**Dataset entries**:
>> begin

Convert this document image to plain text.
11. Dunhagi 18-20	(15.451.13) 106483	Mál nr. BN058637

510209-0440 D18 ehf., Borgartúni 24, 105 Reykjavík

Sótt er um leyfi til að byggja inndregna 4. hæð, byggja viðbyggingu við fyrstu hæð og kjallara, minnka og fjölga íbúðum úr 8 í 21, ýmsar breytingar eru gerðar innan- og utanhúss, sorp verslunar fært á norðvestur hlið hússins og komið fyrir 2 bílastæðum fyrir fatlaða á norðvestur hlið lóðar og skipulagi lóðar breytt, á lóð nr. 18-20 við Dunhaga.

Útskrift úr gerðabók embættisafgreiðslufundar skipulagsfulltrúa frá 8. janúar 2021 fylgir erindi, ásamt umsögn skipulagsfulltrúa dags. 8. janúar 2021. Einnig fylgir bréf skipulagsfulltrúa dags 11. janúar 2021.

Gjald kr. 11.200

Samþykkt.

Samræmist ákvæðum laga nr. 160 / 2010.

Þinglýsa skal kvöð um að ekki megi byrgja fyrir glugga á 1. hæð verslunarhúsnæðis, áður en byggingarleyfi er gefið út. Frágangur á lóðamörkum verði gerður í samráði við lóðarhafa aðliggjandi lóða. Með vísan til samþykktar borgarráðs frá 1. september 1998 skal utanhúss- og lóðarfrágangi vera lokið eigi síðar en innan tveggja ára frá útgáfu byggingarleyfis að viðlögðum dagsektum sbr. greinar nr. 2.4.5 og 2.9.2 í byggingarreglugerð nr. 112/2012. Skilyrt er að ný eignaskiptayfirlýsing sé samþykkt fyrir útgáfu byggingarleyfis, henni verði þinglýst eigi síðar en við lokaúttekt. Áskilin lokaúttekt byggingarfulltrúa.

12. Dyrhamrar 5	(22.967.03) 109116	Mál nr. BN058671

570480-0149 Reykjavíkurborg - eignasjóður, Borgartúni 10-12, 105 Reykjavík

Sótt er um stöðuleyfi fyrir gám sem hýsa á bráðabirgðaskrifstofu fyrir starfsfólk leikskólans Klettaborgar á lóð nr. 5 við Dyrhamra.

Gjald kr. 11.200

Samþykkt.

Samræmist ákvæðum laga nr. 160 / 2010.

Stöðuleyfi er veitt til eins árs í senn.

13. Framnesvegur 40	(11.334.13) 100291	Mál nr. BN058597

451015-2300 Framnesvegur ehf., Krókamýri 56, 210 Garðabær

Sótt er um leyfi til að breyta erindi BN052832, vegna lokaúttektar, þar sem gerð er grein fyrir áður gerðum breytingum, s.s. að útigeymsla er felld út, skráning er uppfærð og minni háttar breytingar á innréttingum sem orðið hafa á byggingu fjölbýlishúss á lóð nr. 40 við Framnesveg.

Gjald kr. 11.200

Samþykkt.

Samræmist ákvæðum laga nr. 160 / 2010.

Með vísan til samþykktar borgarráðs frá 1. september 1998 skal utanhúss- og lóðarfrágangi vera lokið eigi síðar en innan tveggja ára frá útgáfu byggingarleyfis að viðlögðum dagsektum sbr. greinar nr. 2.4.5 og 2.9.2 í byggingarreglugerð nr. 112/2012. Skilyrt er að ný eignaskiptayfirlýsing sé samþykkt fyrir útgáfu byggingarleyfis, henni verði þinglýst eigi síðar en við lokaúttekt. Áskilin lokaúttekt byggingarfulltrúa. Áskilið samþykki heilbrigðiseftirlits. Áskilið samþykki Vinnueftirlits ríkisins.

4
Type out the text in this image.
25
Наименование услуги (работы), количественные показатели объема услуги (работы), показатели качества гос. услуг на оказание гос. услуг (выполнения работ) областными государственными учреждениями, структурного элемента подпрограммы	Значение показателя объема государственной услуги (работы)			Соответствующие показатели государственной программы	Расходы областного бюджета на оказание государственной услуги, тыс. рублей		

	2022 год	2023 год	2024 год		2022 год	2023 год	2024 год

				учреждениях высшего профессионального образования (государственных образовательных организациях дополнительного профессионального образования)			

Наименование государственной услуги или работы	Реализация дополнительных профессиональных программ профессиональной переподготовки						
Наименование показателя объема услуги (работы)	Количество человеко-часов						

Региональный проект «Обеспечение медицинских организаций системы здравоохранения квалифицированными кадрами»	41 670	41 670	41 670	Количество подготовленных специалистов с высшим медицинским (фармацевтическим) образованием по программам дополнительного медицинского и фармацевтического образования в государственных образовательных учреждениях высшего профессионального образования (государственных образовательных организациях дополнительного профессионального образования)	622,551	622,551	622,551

>> end

**Goal of the exercise**: Go through the listing and print each line exactly as it appears.

**Response below**:
Convert this document image to plain text.
11. Dunhagi 18-20	(15.451.13) 106483	Mál nr. BN058637

510209-0440 D18 ehf., Borgartúni 24, 105 Reykjavík

Sótt er um leyfi til að byggja inndregna 4. hæð, byggja viðbyggingu við fyrstu hæð og kjallara, minnka og fjölga íbúðum úr 8 í 21, ýmsar breytingar eru gerðar innan- og utanhúss, sorp verslunar fært á norðvestur hlið hússins og komið fyrir 2 bílastæðum fyrir fatlaða á norðvestur hlið lóðar og skipulagi lóðar breytt, á lóð nr. 18-20 við Dunhaga.

Útskrift úr gerðabók embættisafgreiðslufundar skipulagsfulltrúa frá 8. janúar 2021 fylgir erindi, ásamt umsögn skipulagsfulltrúa dags. 8. janúar 2021. Einnig fylgir bréf skipulagsfulltrúa dags 11. janúar 2021.

Gjald kr. 11.200

Samþykkt.

Samræmist ákvæðum laga nr. 160 / 2010.

Þinglýsa skal kvöð um að ekki megi byrgja fyrir glugga á 1. hæð verslunarhúsnæðis, áður en byggingarleyfi er gefið út. Frágangur á lóðamörkum verði gerður í samráði við lóðarhafa aðliggjandi lóða. Með vísan til samþykktar borgarráðs frá 1. september 1998 skal utanhúss- og lóðarfrágangi vera lokið eigi síðar en innan tveggja ára frá útgáfu byggingarleyfis að viðlögðum dagsektum sbr. greinar nr. 2.4.5 og 2.9.2 í byggingarreglugerð nr. 112/2012. Skilyrt er að ný eignaskiptayfirlýsing sé samþykkt fyrir útgáfu byggingarleyfis, henni verði þinglýst eigi síðar en við lokaúttekt. Áskilin lokaúttekt byggingarfulltrúa.

12. Dyrhamrar 5	(22.967.03) 109116	Mál nr. BN058671

570480-0149 Reykjavíkurborg - eignasjóður, Borgartúni 10-12, 105 Reykjavík

Sótt er um stöðuleyfi fyrir gám sem hýsa á bráðabirgðaskrifstofu fyrir starfsfólk leikskólans Klettaborgar á lóð nr. 5 við Dyrhamra.

Gjald kr. 11.200

Samþykkt.

Samræmist ákvæðum laga nr. 160 / 2010.

Stöðuleyfi er veitt til eins árs í senn.

13. Framnesvegur 40	(11.334.13) 100291	Mál nr. BN058597

451015-2300 Framnesvegur ehf., Krókamýri 56, 210 Garðabær

Sótt er um leyfi til að breyta erindi BN052832, vegna lokaúttektar, þar sem gerð er grein fyrir áður gerðum breytingum, s.s. að útigeymsla er felld út, skráning er uppfærð og minni háttar breytingar á innréttingum sem orðið hafa á byggingu fjölbýlishúss á lóð nr. 40 við Framnesveg.

Gjald kr. 11.200

Samþykkt.

Samræmist ákvæðum laga nr. 160 / 2010.

Með vísan til samþykktar borgarráðs frá 1. september 1998 skal utanhúss- og lóðarfrágangi vera lokið eigi síðar en innan tveggja ára frá útgáfu byggingarleyfis að viðlögðum dagsektum sbr. greinar nr. 2.4.5 og 2.9.2 í byggingarreglugerð nr. 112/2012. Skilyrt er að ný eignaskiptayfirlýsing sé samþykkt fyrir útgáfu byggingarleyfis, henni verði þinglýst eigi síðar en við lokaúttekt. Áskilin lokaúttekt byggingarfulltrúa. Áskilið samþykki heilbrigðiseftirlits. Áskilið samþykki Vinnueftirlits ríkisins.

4
Type out the text in this image.
25
Наименование услуги (работы), количественные показатели объема услуги (работы), показатели качества гос. услуг на оказание гос. услуг (выполнения работ) областными государственными учреждениями, структурного элемента подпрограммы	Значение показателя объема государственной услуги (работы)			Соответствующие показатели государственной программы	Расходы областного бюджета на оказание государственной услуги, тыс. рублей		

	2022 год	2023 год	2024 год		2022 год	2023 год	2024 год

				учреждениях высшего профессионального образования (государственных образовательных организациях дополнительного профессионального образования)			

Наименование государственной услуги или работы	Реализация дополнительных профессиональных программ профессиональной переподготовки						
Наименование показателя объема услуги (работы)	Количество человеко-часов						

Региональный проект «Обеспечение медицинских организаций системы здравоохранения квалифицированными кадрами»	41 670	41 670	41 670	Количество подготовленных специалистов с высшим медицинским (фармацевтическим) образованием по программам дополнительного медицинского и фармацевтического образования в государственных образовательных учреждениях высшего профессионального образования (государственных образовательных организациях дополнительного профессионального образования)	622,551	622,551	622,551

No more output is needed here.